_TEKS BACAAN_:
Sunday 30 June 2013

Akhir yang Indah

Entah keberapa kali saya menemukan makna "everything happen for a reason". Ya, selalu tidak pernah ada kebetulan.

Seperti pagi tadi, 'kebetulan' itu saya temukan, dan saya terlibat di dalamnya. Minggu pagi tadi, setelah 3 minggu absen, saya kangen banget pengen ngaji. Kalau minggu-minggu sebelumnya pengajian biasanya digelar di masjid Al Murasalah Telkom, Geger Kalong. Tapi tidak pagi tadi. Biasanya, pengajian dipindahkan tempatnya karena memang sudah diagendakan atau Telkom sebagai tuan rumah punya hajatan. Jadi, singkat cerita, hari ini pengajiannya digelar di Masjid At Taqwa, enggak jauh dari masjid Daarut Tauhiid (DT). Ah, ya kalo ngomongin DT ada banyak kenangan tertinggal di sana. Sejak SMP saya sudah mengenal DT dan ibu saya susah payah "menggusur" saya supaya mau ikutan Sanlat selama liburan. Masa lalu yang enggak pantas dicontoh, ya.

Nah, balik ke pengajian tadi, begitu memasuki pelataran masjid, saya heran ketika mendengar panitia mengumumkan sesuatu. Samar-samar saya mendengar panitia menyebut shalat jenazah. Errrr, saya ga salah acara, kan? Saya meyakinkan diri, para pedagang yang rutin mengisi bazaar pengajian MPI emang udah saya hafal wajah-wajahnya.

Akhirnya, saya baru 'ngeh' kalo dalam waktu yang bersamaan ada warga setempat yang meninggal. Jadi, sebelum acara dimulai, akan diadakan dulu shalat jenazah. Setelah shalat jenazah selesai, barulah acara dimulai.

_BARIS DATA_:
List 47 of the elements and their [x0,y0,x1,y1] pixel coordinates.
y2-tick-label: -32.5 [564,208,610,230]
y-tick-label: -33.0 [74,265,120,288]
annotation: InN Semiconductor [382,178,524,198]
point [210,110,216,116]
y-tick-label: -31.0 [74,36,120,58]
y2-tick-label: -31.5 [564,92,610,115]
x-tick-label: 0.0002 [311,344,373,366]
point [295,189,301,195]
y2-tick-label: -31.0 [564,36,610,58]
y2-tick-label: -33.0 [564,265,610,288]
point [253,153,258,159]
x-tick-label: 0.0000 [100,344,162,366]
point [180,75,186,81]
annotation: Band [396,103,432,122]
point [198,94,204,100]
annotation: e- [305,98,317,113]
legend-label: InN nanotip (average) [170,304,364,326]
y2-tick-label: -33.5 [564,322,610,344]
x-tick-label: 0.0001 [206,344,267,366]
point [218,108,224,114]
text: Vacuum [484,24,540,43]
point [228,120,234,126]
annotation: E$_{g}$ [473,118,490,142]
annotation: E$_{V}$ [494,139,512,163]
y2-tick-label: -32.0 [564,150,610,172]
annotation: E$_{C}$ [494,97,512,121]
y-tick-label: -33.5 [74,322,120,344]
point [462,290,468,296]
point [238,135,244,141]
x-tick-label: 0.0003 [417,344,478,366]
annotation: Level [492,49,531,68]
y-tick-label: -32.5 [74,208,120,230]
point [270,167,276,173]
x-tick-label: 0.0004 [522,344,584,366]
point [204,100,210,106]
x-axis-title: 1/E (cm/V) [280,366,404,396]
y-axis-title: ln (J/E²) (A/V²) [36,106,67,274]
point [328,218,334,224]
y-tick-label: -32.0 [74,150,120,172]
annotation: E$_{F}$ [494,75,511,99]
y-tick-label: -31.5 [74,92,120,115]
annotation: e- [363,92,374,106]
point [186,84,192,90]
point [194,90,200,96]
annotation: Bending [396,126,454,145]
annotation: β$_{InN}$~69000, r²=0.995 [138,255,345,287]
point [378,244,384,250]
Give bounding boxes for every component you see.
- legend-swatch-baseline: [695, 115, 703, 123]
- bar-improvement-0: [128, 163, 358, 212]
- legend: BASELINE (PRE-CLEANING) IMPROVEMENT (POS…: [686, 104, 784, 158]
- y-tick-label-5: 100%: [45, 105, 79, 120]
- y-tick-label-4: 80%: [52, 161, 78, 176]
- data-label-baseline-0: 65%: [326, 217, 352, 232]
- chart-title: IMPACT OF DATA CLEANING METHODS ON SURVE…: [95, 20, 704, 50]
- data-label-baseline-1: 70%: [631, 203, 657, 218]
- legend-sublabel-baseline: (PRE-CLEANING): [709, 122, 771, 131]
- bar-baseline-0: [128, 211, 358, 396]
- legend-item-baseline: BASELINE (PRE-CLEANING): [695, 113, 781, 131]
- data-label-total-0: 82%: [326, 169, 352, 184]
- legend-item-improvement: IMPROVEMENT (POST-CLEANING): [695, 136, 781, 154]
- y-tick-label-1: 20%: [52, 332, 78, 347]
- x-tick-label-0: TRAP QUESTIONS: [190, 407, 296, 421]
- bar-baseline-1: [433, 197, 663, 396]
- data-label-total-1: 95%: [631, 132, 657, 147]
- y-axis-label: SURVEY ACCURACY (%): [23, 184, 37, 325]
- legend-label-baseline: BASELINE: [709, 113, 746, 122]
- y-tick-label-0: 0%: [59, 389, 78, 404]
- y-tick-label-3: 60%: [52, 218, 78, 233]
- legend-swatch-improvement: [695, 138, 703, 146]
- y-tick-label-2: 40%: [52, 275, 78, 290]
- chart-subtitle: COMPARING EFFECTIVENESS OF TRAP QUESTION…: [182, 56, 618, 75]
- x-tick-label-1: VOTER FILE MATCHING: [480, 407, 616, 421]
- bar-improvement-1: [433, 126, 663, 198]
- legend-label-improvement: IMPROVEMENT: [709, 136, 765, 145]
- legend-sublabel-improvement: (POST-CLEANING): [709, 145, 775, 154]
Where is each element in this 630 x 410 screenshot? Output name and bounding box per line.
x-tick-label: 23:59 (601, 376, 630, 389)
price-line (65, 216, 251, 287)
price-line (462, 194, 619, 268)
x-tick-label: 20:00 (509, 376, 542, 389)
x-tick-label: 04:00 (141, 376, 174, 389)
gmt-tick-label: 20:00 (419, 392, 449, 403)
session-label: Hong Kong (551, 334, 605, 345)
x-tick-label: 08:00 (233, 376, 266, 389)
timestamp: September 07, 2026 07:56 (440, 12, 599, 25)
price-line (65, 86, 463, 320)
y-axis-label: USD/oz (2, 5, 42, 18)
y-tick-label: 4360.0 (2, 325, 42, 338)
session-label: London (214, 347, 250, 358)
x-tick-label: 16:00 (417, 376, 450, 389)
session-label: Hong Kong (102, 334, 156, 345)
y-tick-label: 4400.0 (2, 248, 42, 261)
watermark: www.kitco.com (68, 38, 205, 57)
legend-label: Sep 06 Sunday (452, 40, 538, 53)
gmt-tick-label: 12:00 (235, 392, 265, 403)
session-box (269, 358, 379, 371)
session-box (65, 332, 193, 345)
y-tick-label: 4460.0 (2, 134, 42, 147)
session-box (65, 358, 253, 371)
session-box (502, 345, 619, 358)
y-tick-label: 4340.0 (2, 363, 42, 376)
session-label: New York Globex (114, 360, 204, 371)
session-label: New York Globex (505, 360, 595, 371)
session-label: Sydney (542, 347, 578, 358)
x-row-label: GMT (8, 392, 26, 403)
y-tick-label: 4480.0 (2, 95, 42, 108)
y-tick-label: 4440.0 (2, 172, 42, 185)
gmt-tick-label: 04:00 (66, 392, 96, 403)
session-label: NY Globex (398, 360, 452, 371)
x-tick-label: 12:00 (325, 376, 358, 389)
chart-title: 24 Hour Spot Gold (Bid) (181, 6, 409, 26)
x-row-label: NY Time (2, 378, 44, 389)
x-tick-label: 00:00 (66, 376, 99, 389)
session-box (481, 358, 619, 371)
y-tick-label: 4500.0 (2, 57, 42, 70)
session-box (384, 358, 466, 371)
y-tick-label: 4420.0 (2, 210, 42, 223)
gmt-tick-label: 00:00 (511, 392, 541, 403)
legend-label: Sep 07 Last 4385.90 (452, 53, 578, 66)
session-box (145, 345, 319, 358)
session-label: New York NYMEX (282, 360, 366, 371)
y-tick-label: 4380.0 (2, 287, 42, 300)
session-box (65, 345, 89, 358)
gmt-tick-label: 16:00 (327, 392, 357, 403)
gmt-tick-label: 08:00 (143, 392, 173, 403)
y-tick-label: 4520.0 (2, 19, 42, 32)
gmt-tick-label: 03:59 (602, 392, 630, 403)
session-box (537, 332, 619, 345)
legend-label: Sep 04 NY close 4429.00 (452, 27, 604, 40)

_TUGAS ANDA_:
1. Jawab pertanyaan berikut berdasarkan teks bacaan tentang pengajian Minggu pagi.
(a) Berapa minggu penulis absen sebelum Minggu pagi itu?
(b) Di masjid mana pengajian digelar pada Minggu pagi itu?
(c) Apa yang diadakan sebelum acara pengajian dimulai?
2. Susun bagian listing dari awal listing hingga baris yang memuat "- data-label-baseline-0: 65%: [326, 217, 352, 232]" sebagai daftar JSON berisi string, satu string untuk tiap baris. Kedua ujungnya ikut disertakan, dan baris kosong dilewati.

_JAWABAN PER TUGAS_:
1.
(a) 3 minggu
(b) Masjid At Taqwa, tidak jauh dari masjid Daarut Tauhiid (DT)
(c) Shalat jenazah untuk warga setempat yang meninggal

2.
[
  "List 47 of the elements and their [x0,y0,x1,y1] pixel coordinates.",
  "y2-tick-label: -32.5 [564,208,610,230]",
  "y-tick-label: -33.0 [74,265,120,288]",
  "annotation: InN Semiconductor [382,178,524,198]",
  "point [210,110,216,116]",
  "y-tick-label: -31.0 [74,36,120,58]",
  "y2-tick-label: -31.5 [564,92,610,115]",
  "x-tick-label: 0.0002 [311,344,373,366]",
  "point [295,189,301,195]",
  "y2-tick-label: -31.0 [564,36,610,58]",
  "y2-tick-label: -33.0 [564,265,610,288]",
  "point [253,153,258,159]",
  "x-tick-label: 0.0000 [100,344,162,366]",
  "point [180,75,186,81]",
  "annotation: Band [396,103,432,122]",
  "point [198,94,204,100]",
  "annotation: e- [305,98,317,113]",
  "legend-label: InN nanotip (average) [170,304,364,326]",
  "y2-tick-label: -33.5 [564,322,610,344]",
  "x-tick-label: 0.0001 [206,344,267,366]",
  "point [218,108,224,114]",
  "text: Vacuum [484,24,540,43]",
  "point [228,120,234,126]",
  "annotation: E$_{g}$ [473,118,490,142]",
  "annotation: E$_{V}$ [494,139,512,163]",
  "y2-tick-label: -32.0 [564,150,610,172]",
  "annotation: E$_{C}$ [494,97,512,121]",
  "y-tick-label: -33.5 [74,322,120,344]",
  "point [462,290,468,296]",
  "point [238,135,244,141]",
  "x-tick-label: 0.0003 [417,344,478,366]",
  "annotation: Level [492,49,531,68]",
  "y-tick-label: -32.5 [74,208,120,230]",
  "point [270,167,276,173]",
  "x-tick-label: 0.0004 [522,344,584,366]",
  "point [204,100,210,106]",
  "x-axis-title: 1/E (cm/V) [280,366,404,396]",
  "y-axis-title: ln (J/E²) (A/V²) [36,106,67,274]",
  "point [328,218,334,224]",
  "y-tick-label: -32.0 [74,150,120,172]",
  "annotation: E$_{F}$ [494,75,511,99]",
  "y-tick-label: -31.5 [74,92,120,115]",
  "annotation: e- [363,92,374,106]",
  "point [186,84,192,90]",
  "point [194,90,200,96]",
  "annotation: Bending [396,126,454,145]",
  "annotation: β$_{InN}$~69000, r²=0.995 [138,255,345,287]",
  "point [378,244,384,250]",
  "Give bounding boxes for every component you see.",
  "- legend-swatch-baseline: [695, 115, 703, 123]",
  "- bar-improvement-0: [128, 163, 358, 212]",
  "- legend: BASELINE (PRE-CLEANING) IMPROVEMENT (POS…: [686, 104, 784, 158]",
  "- y-tick-label-5: 100%: [45, 105, 79, 120]",
  "- y-tick-label-4: 80%: [52, 161, 78, 176]",
  "- data-label-baseline-0: 65%: [326, 217, 352, 232]"
]